[Data records]

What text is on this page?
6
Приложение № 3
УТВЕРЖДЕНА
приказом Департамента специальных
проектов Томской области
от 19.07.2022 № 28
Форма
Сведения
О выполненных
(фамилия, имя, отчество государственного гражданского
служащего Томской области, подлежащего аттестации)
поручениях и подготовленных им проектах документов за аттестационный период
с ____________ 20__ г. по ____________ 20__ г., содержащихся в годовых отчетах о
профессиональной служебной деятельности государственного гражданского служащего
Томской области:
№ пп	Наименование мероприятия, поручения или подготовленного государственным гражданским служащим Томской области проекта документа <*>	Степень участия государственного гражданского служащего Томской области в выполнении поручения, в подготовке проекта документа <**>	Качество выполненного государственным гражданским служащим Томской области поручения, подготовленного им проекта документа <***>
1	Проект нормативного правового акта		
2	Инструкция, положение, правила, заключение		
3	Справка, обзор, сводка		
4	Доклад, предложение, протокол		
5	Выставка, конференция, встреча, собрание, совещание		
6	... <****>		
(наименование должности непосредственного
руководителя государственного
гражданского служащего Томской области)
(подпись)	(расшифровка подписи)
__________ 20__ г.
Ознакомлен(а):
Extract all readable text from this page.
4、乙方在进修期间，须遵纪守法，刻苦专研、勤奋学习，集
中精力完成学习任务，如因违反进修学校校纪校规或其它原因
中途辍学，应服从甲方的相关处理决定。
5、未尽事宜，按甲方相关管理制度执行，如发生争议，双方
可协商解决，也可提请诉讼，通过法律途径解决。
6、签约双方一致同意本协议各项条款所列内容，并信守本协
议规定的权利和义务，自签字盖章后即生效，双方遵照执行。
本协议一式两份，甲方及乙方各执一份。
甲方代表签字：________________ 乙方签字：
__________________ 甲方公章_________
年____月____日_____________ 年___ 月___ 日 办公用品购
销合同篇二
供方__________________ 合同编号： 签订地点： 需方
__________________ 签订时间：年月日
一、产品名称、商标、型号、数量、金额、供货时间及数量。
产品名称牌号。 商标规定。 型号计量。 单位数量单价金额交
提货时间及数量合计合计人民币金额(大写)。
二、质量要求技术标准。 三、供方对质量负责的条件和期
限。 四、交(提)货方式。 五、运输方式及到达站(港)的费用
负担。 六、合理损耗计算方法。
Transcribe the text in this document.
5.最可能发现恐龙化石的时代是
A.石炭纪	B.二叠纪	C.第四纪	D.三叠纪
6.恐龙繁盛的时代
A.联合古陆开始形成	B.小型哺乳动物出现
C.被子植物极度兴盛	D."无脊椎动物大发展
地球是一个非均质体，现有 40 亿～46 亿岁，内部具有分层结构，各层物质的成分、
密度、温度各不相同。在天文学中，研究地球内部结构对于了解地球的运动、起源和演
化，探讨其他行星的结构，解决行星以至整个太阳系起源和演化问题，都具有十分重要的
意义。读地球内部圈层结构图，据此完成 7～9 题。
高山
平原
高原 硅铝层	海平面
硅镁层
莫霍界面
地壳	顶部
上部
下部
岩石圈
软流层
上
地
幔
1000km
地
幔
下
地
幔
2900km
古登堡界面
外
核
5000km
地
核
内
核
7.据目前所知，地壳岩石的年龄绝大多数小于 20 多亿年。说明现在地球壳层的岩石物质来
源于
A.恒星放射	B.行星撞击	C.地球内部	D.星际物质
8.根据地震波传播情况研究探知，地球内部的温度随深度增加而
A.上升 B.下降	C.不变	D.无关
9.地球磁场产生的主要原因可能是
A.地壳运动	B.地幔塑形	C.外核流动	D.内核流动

» **Aim of the task**
Using the listing above, gather each line that holds the string "this" and copy it.

» **Result**
What text is on this page?
Extract all readable text from this page.
Transcribe the text in this document.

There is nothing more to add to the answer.